Quote every line of the material beneath this one.

****************

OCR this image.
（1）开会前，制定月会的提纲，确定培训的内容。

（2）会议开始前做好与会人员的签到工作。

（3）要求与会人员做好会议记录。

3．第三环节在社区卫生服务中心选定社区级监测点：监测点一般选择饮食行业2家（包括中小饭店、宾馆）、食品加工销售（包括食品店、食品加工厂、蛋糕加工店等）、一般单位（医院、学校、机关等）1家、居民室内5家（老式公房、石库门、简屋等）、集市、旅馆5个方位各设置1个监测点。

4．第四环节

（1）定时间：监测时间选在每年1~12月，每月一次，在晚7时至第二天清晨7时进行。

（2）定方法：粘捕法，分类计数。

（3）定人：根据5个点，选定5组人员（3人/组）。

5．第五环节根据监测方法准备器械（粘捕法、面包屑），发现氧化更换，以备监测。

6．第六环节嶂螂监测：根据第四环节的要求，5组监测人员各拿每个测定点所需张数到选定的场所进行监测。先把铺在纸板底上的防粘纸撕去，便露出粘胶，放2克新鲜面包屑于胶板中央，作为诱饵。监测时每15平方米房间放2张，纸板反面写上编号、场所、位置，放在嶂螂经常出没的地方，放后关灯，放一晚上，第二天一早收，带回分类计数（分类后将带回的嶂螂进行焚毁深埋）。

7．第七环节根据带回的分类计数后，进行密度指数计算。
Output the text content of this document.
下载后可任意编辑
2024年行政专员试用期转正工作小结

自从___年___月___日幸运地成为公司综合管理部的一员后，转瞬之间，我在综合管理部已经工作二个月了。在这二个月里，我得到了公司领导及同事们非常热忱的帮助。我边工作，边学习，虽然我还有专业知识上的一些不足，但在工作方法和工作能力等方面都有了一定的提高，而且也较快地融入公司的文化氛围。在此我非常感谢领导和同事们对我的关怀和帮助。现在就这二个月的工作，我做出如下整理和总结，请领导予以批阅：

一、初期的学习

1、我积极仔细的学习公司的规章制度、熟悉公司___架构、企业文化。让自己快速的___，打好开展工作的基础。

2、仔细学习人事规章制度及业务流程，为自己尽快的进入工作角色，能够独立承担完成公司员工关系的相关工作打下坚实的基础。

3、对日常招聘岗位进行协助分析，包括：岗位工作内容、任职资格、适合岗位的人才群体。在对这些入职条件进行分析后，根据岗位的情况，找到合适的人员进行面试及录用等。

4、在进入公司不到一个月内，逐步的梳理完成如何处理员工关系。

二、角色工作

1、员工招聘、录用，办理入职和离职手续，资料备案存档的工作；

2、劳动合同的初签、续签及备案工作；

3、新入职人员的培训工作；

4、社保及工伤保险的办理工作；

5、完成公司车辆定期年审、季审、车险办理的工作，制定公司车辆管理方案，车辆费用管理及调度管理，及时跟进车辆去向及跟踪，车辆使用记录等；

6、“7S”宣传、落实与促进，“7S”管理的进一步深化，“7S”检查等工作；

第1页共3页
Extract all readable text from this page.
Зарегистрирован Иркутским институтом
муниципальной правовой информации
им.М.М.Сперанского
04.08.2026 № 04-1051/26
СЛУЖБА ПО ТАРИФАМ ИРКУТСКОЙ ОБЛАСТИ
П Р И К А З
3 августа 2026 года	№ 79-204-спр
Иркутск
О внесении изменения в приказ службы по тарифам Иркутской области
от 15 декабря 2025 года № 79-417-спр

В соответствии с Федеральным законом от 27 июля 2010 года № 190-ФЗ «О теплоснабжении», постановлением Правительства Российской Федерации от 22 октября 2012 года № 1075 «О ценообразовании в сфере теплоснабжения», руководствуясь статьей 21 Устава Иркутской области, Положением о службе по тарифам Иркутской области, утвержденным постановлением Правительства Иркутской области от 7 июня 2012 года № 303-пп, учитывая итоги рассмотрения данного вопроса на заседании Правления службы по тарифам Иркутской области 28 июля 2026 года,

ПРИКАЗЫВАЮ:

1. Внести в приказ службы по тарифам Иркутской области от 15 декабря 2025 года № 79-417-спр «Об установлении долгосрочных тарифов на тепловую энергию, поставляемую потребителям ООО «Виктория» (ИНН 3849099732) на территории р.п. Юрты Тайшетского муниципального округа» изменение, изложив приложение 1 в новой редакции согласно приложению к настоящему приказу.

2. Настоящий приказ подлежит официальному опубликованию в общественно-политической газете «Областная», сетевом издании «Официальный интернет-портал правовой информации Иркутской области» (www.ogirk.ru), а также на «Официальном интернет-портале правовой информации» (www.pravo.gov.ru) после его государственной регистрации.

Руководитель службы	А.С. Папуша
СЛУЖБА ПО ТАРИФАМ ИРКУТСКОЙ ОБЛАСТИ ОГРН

****************

● **ANSWER TO THE PROBLEM**
OCR this image.
（1）开会前，制定月会的提纲，确定培训的内容。

（2）会议开始前做好与会人员的签到工作。

（3）要求与会人员做好会议记录。

3．第三环节在社区卫生服务中心选定社区级监测点：监测点一般选择饮食行业2家（包括中小饭店、宾馆）、食品加工销售（包括食品店、食品加工厂、蛋糕加工店等）、一般单位（医院、学校、机关等）1家、居民室内5家（老式公房、石库门、简屋等）、集市、旅馆5个方位各设置1个监测点。

4．第四环节

（1）定时间：监测时间选在每年1~12月，每月一次，在晚7时至第二天清晨7时进行。

（2）定方法：粘捕法，分类计数。

（3）定人：根据5个点，选定5组人员（3人/组）。

5．第五环节根据监测方法准备器械（粘捕法、面包屑），发现氧化更换，以备监测。

6．第六环节嶂螂监测：根据第四环节的要求，5组监测人员各拿每个测定点所需张数到选定的场所进行监测。先把铺在纸板底上的防粘纸撕去，便露出粘胶，放2克新鲜面包屑于胶板中央，作为诱饵。监测时每15平方米房间放2张，纸板反面写上编号、场所、位置，放在嶂螂经常出没的地方，放后关灯，放一晚上，第二天一早收，带回分类计数（分类后将带回的嶂螂进行焚毁深埋）。

7．第七环节根据带回的分类计数后，进行密度指数计算。
Output the text content of this document.
下载后可任意编辑
2024年行政专员试用期转正工作小结

自从___年___月___日幸运地成为公司综合管理部的一员后，转瞬之间，我在综合管理部已经工作二个月了。在这二个月里，我得到了公司领导及同事们非常热忱的帮助。我边工作，边学习，虽然我还有专业知识上的一些不足，但在工作方法和工作能力等方面都有了一定的提高，而且也较快地融入公司的文化氛围。在此我非常感谢领导和同事们对我的关怀和帮助。现在就这二个月的工作，我做出如下整理和总结，请领导予以批阅：

一、初期的学习

1、我积极仔细的学习公司的规章制度、熟悉公司___架构、企业文化。让自己快速的___，打好开展工作的基础。

2、仔细学习人事规章制度及业务流程，为自己尽快的进入工作角色，能够独立承担完成公司员工关系的相关工作打下坚实的基础。

3、对日常招聘岗位进行协助分析，包括：岗位工作内容、任职资格、适合岗位的人才群体。在对这些入职条件进行分析后，根据岗位的情况，找到合适的人员进行面试及录用等。

4、在进入公司不到一个月内，逐步的梳理完成如何处理员工关系。

二、角色工作

1、员工招聘、录用，办理入职和离职手续，资料备案存档的工作；

2、劳动合同的初签、续签及备案工作；

3、新入职人员的培训工作；

4、社保及工伤保险的办理工作；

5、完成公司车辆定期年审、季审、车险办理的工作，制定公司车辆管理方案，车辆费用管理及调度管理，及时跟进车辆去向及跟踪，车辆使用记录等；

6、“7S”宣传、落实与促进，“7S”管理的进一步深化，“7S”检查等工作；

第1页共3页
Extract all readable text from this page.
Зарегистрирован Иркутским институтом
муниципальной правовой информации
им.М.М.Сперанского
04.08.2026 № 04-1051/26
СЛУЖБА ПО ТАРИФАМ ИРКУТСКОЙ ОБЛАСТИ
П Р И К А З
3 августа 2026 года	№ 79-204-спр
Иркутск
О внесении изменения в приказ службы по тарифам Иркутской области
от 15 декабря 2025 года № 79-417-спр

В соответствии с Федеральным законом от 27 июля 2010 года № 190-ФЗ «О теплоснабжении», постановлением Правительства Российской Федерации от 22 октября 2012 года № 1075 «О ценообразовании в сфере теплоснабжения», руководствуясь статьей 21 Устава Иркутской области, Положением о службе по тарифам Иркутской области, утвержденным постановлением Правительства Иркутской области от 7 июня 2012 года № 303-пп, учитывая итоги рассмотрения данного вопроса на заседании Правления службы по тарифам Иркутской области 28 июля 2026 года,

ПРИКАЗЫВАЮ:

1. Внести в приказ службы по тарифам Иркутской области от 15 декабря 2025 года № 79-417-спр «Об установлении долгосрочных тарифов на тепловую энергию, поставляемую потребителям ООО «Виктория» (ИНН 3849099732) на территории р.п. Юрты Тайшетского муниципального округа» изменение, изложив приложение 1 в новой редакции согласно приложению к настоящему приказу.

2. Настоящий приказ подлежит официальному опубликованию в общественно-политической газете «Областная», сетевом издании «Официальный интернет-портал правовой информации Иркутской области» (www.ogirk.ru), а также на «Официальном интернет-портале правовой информации» (www.pravo.gov.ru) после его государственной регистрации.

Руководитель службы	А.С. Папуша
СЛУЖБА ПО ТАРИФАМ ИРКУТСКОЙ ОБЛАСТИ ОГРН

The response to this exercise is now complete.